> INFORMATION GIVEN
--- START ---

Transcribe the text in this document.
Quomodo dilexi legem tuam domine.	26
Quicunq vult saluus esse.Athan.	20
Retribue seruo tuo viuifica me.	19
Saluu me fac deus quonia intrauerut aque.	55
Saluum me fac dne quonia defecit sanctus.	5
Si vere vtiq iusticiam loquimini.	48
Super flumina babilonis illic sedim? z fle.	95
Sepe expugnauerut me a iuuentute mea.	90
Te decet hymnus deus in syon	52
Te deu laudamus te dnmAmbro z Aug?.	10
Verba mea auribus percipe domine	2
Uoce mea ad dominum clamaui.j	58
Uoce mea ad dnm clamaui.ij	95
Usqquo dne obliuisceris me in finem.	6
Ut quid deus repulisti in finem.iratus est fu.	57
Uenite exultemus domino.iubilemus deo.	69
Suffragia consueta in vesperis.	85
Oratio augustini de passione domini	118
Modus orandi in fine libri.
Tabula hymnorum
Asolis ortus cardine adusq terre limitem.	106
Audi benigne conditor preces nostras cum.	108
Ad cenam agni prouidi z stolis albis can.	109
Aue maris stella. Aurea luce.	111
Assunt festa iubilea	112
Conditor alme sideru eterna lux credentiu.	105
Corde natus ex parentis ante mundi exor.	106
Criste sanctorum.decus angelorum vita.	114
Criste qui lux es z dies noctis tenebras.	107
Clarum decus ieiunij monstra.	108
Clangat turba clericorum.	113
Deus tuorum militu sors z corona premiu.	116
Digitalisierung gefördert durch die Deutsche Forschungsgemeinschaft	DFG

--- END ---

> WORK TO COMPLETE
Each line must be given again exactly as written above.

> EXERCISE RESULT
Transcribe the text in this document.
Quomodo dilexi legem tuam domine.	26
Quicunq vult saluus esse.Athan.	20
Retribue seruo tuo viuifica me.	19
Saluu me fac deus quonia intrauerut aque.	55
Saluum me fac dne quonia defecit sanctus.	5
Si vere vtiq iusticiam loquimini.	48
Super flumina babilonis illic sedim? z fle.	95
Sepe expugnauerut me a iuuentute mea.	90
Te decet hymnus deus in syon	52
Te deu laudamus te dnmAmbro z Aug?.	10
Verba mea auribus percipe domine	2
Uoce mea ad dominum clamaui.j	58
Uoce mea ad dnm clamaui.ij	95
Usqquo dne obliuisceris me in finem.	6
Ut quid deus repulisti in finem.iratus est fu.	57
Uenite exultemus domino.iubilemus deo.	69
Suffragia consueta in vesperis.	85
Oratio augustini de passione domini	118
Modus orandi in fine libri.
Tabula hymnorum
Asolis ortus cardine adusq terre limitem.	106
Audi benigne conditor preces nostras cum.	108
Ad cenam agni prouidi z stolis albis can.	109
Aue maris stella. Aurea luce.	111
Assunt festa iubilea	112
Conditor alme sideru eterna lux credentiu.	105
Corde natus ex parentis ante mundi exor.	106
Criste sanctorum.decus angelorum vita.	114
Criste qui lux es z dies noctis tenebras.	107
Clarum decus ieiunij monstra.	108
Clangat turba clericorum.	113
Deus tuorum militu sors z corona premiu.	116
Digitalisierung gefördert durch die Deutsche Forschungsgemeinschaft	DFG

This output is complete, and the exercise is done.